**What is required:** Set down each record exactly as written.

Dataset items:

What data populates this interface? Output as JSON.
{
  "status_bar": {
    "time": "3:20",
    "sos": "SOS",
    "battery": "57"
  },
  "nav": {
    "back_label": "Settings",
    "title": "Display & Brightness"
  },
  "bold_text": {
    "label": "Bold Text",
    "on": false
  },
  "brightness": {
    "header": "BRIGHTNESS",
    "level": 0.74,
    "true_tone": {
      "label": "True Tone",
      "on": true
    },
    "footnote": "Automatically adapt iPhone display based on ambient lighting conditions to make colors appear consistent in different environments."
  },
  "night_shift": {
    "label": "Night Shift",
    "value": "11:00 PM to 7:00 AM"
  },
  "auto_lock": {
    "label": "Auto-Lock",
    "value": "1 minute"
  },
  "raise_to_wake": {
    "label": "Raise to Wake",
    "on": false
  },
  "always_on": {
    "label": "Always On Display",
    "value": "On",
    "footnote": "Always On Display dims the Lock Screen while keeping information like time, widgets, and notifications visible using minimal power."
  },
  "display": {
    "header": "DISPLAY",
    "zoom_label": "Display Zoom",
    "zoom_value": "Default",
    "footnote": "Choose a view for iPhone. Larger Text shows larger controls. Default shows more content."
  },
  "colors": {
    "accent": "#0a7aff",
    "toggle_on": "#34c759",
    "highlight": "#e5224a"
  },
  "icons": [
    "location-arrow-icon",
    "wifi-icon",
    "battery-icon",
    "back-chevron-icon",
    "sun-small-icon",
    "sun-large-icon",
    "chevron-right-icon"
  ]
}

**Answer to this task:**
What data populates this interface? Output as JSON.
{
  "status_bar": {
    "time": "3:20",
    "sos": "SOS",
    "battery": "57"
  },
  "nav": {
    "back_label": "Settings",
    "title": "Display & Brightness"
  },
  "bold_text": {
    "label": "Bold Text",
    "on": false
  },
  "brightness": {
    "header": "BRIGHTNESS",
    "level": 0.74,
    "true_tone": {
      "label": "True Tone",
      "on": true
    },
    "footnote": "Automatically adapt iPhone display based on ambient lighting conditions to make colors appear consistent in different environments."
  },
  "night_shift": {
    "label": "Night Shift",
    "value": "11:00 PM to 7:00 AM"
  },
  "auto_lock": {
    "label": "Auto-Lock",
    "value": "1 minute"
  },
  "raise_to_wake": {
    "label": "Raise to Wake",
    "on": false
  },
  "always_on": {
    "label": "Always On Display",
    "value": "On",
    "footnote": "Always On Display dims the Lock Screen while keeping information like time, widgets, and notifications visible using minimal power."
  },
  "display": {
    "header": "DISPLAY",
    "zoom_label": "Display Zoom",
    "zoom_value": "Default",
    "footnote": "Choose a view for iPhone. Larger Text shows larger controls. Default shows more content."
  },
  "colors": {
    "accent": "#0a7aff",
    "toggle_on": "#34c759",
    "highlight": "#e5224a"
  },
  "icons": [
    "location-arrow-icon",
    "wifi-icon",
    "battery-icon",
    "back-chevron-icon",
    "sun-small-icon",
    "sun-large-icon",
    "chevron-right-icon"
  ]
}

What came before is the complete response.